**Rows:**
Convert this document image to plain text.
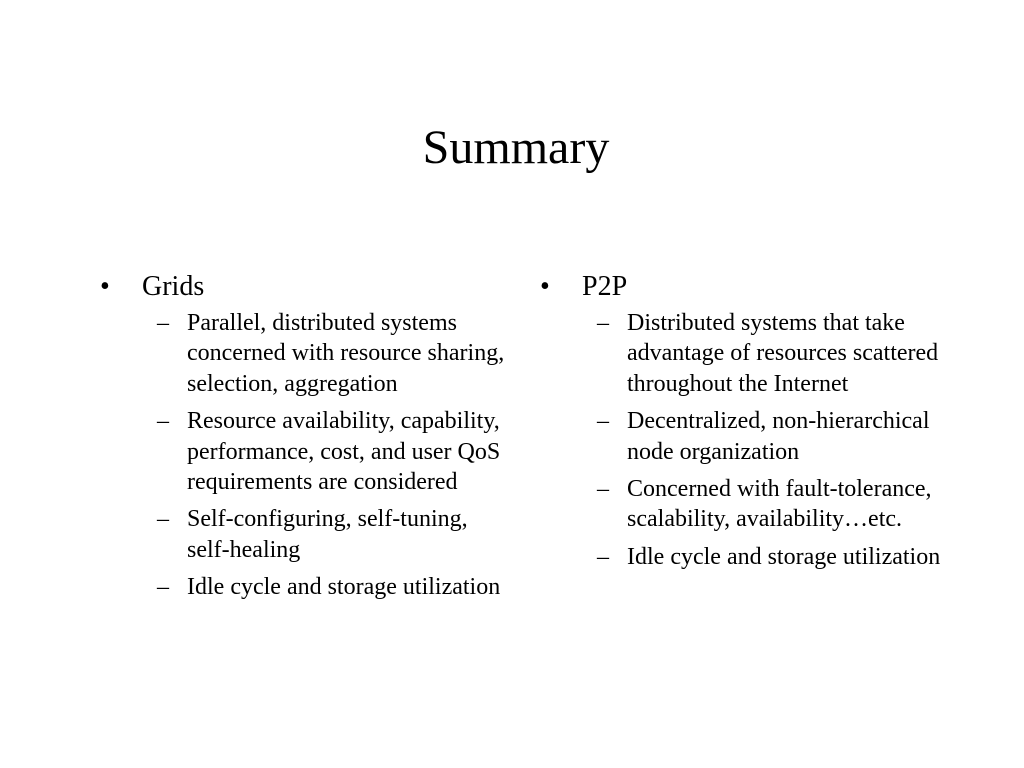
Summary
•	Grids
– Parallel, distributed systems concerned with resource sharing, selection, aggregation
– Resource availability, capability, performance, cost, and user QoS requirements are considered
– Self-configuring, self-tuning, self-healing
– Idle cycle and storage utilization
•	P2P
– Distributed systems that take advantage of resources scattered throughout the Internet
– Decentralized, non-hierarchical node organization
– Concerned with fault-tolerance, scalability, availability…etc.
– Idle cycle and storage utilization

**Task details:** Which lines above hold the word "availability"? Copy each of them.

**Task solution:**
– Resource availability, capability, performance, cost, and user QoS requirements are considered
– Concerned with fault-tolerance, scalability, availability…etc.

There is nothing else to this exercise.